Reproduce every line of the listing below verbatim, without changing, adding or dropping anything.
********
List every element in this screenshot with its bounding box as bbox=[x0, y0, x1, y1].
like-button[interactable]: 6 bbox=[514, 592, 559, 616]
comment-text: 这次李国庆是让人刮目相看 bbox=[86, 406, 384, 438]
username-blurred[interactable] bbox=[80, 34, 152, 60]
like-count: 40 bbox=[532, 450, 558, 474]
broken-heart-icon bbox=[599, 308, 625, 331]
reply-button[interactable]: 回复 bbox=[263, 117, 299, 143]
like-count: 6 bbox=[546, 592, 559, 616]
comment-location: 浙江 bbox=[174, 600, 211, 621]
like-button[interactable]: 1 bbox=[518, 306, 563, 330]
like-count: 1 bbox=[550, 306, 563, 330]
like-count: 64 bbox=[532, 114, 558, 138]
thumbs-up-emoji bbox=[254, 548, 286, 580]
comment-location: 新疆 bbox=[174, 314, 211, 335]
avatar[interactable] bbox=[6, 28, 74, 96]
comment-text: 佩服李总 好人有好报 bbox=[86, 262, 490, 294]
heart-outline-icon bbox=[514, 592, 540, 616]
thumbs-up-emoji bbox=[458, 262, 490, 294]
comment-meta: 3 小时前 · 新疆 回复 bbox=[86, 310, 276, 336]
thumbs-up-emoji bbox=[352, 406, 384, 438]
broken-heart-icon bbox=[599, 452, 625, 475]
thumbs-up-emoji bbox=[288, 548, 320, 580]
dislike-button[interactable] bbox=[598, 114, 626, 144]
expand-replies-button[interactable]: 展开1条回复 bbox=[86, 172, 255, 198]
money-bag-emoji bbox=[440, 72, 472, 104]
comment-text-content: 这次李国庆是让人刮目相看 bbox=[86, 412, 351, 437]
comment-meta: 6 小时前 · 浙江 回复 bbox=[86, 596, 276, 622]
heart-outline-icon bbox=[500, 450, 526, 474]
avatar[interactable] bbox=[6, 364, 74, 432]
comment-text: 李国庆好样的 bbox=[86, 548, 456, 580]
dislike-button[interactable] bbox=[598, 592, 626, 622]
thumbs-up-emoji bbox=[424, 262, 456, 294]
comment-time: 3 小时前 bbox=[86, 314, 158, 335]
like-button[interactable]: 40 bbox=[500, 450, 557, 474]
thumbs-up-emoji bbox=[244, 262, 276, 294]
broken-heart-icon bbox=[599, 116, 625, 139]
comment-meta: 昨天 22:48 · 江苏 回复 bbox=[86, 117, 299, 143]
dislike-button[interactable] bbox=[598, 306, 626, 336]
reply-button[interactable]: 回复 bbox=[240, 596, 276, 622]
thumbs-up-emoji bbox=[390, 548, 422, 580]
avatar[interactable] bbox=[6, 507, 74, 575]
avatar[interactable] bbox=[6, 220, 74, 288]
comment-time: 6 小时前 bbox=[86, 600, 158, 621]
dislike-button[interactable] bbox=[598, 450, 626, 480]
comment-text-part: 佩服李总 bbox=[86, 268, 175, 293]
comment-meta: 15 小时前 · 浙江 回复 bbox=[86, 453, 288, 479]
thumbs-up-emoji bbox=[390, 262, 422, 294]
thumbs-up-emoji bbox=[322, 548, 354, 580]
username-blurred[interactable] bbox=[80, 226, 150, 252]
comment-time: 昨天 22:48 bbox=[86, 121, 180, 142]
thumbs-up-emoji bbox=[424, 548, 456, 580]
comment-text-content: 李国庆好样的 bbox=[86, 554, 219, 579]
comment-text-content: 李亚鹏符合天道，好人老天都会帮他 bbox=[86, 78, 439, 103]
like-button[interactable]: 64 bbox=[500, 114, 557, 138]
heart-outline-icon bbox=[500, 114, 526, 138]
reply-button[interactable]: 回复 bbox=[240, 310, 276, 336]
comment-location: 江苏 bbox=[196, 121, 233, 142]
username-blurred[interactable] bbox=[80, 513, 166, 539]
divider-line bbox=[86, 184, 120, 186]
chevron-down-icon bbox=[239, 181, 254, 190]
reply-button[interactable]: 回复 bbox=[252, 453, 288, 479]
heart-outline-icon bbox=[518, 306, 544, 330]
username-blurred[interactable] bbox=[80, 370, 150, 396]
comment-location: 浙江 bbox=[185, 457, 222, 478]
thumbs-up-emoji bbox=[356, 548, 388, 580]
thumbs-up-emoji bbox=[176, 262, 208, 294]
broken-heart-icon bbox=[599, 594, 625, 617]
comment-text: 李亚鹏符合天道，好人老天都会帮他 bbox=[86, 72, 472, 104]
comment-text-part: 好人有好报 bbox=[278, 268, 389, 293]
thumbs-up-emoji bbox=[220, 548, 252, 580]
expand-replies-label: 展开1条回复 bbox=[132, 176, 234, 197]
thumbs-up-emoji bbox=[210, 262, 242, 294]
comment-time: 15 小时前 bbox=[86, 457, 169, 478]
********
### Full answer
List every element in this screenshot with its bounding box as bbox=[x0, y0, x1, y1].
like-button[interactable]: 6 bbox=[514, 592, 559, 616]
comment-text: 这次李国庆是让人刮目相看 bbox=[86, 406, 384, 438]
username-blurred[interactable] bbox=[80, 34, 152, 60]
like-count: 40 bbox=[532, 450, 558, 474]
broken-heart-icon bbox=[599, 308, 625, 331]
reply-button[interactable]: 回复 bbox=[263, 117, 299, 143]
like-count: 6 bbox=[546, 592, 559, 616]
comment-location: 浙江 bbox=[174, 600, 211, 621]
like-button[interactable]: 1 bbox=[518, 306, 563, 330]
like-count: 1 bbox=[550, 306, 563, 330]
like-count: 64 bbox=[532, 114, 558, 138]
thumbs-up-emoji bbox=[254, 548, 286, 580]
comment-location: 新疆 bbox=[174, 314, 211, 335]
avatar[interactable] bbox=[6, 28, 74, 96]
comment-text: 佩服李总 好人有好报 bbox=[86, 262, 490, 294]
heart-outline-icon bbox=[514, 592, 540, 616]
thumbs-up-emoji bbox=[458, 262, 490, 294]
comment-meta: 3 小时前 · 新疆 回复 bbox=[86, 310, 276, 336]
thumbs-up-emoji bbox=[352, 406, 384, 438]
broken-heart-icon bbox=[599, 452, 625, 475]
thumbs-up-emoji bbox=[288, 548, 320, 580]
dislike-button[interactable] bbox=[598, 114, 626, 144]
expand-replies-button[interactable]: 展开1条回复 bbox=[86, 172, 255, 198]
money-bag-emoji bbox=[440, 72, 472, 104]
comment-text-content: 这次李国庆是让人刮目相看 bbox=[86, 412, 351, 437]
comment-meta: 6 小时前 · 浙江 回复 bbox=[86, 596, 276, 622]
heart-outline-icon bbox=[500, 450, 526, 474]
avatar[interactable] bbox=[6, 364, 74, 432]
comment-text: 李国庆好样的 bbox=[86, 548, 456, 580]
dislike-button[interactable] bbox=[598, 592, 626, 622]
thumbs-up-emoji bbox=[424, 262, 456, 294]
comment-time: 3 小时前 bbox=[86, 314, 158, 335]
like-button[interactable]: 40 bbox=[500, 450, 557, 474]
thumbs-up-emoji bbox=[244, 262, 276, 294]
broken-heart-icon bbox=[599, 116, 625, 139]
comment-meta: 昨天 22:48 · 江苏 回复 bbox=[86, 117, 299, 143]
dislike-button[interactable] bbox=[598, 306, 626, 336]
reply-button[interactable]: 回复 bbox=[240, 596, 276, 622]
thumbs-up-emoji bbox=[390, 548, 422, 580]
avatar[interactable] bbox=[6, 507, 74, 575]
avatar[interactable] bbox=[6, 220, 74, 288]
comment-time: 6 小时前 bbox=[86, 600, 158, 621]
dislike-button[interactable] bbox=[598, 450, 626, 480]
comment-text-part: 佩服李总 bbox=[86, 268, 175, 293]
comment-meta: 15 小时前 · 浙江 回复 bbox=[86, 453, 288, 479]
thumbs-up-emoji bbox=[390, 262, 422, 294]
thumbs-up-emoji bbox=[322, 548, 354, 580]
username-blurred[interactable] bbox=[80, 226, 150, 252]
comment-time: 昨天 22:48 bbox=[86, 121, 180, 142]
thumbs-up-emoji bbox=[424, 548, 456, 580]
comment-text-content: 李国庆好样的 bbox=[86, 554, 219, 579]
comment-text-content: 李亚鹏符合天道，好人老天都会帮他 bbox=[86, 78, 439, 103]
like-button[interactable]: 64 bbox=[500, 114, 557, 138]
heart-outline-icon bbox=[500, 114, 526, 138]
reply-button[interactable]: 回复 bbox=[240, 310, 276, 336]
comment-location: 江苏 bbox=[196, 121, 233, 142]
username-blurred[interactable] bbox=[80, 513, 166, 539]
divider-line bbox=[86, 184, 120, 186]
chevron-down-icon bbox=[239, 181, 254, 190]
reply-button[interactable]: 回复 bbox=[252, 453, 288, 479]
heart-outline-icon bbox=[518, 306, 544, 330]
username-blurred[interactable] bbox=[80, 370, 150, 396]
comment-location: 浙江 bbox=[185, 457, 222, 478]
thumbs-up-emoji bbox=[356, 548, 388, 580]
thumbs-up-emoji bbox=[176, 262, 208, 294]
broken-heart-icon bbox=[599, 594, 625, 617]
comment-text: 李亚鹏符合天道，好人老天都会帮他 bbox=[86, 72, 472, 104]
comment-text-part: 好人有好报 bbox=[278, 268, 389, 293]
thumbs-up-emoji bbox=[220, 548, 252, 580]
expand-replies-label: 展开1条回复 bbox=[132, 176, 234, 197]
thumbs-up-emoji bbox=[210, 262, 242, 294]
comment-time: 15 小时前 bbox=[86, 457, 169, 478]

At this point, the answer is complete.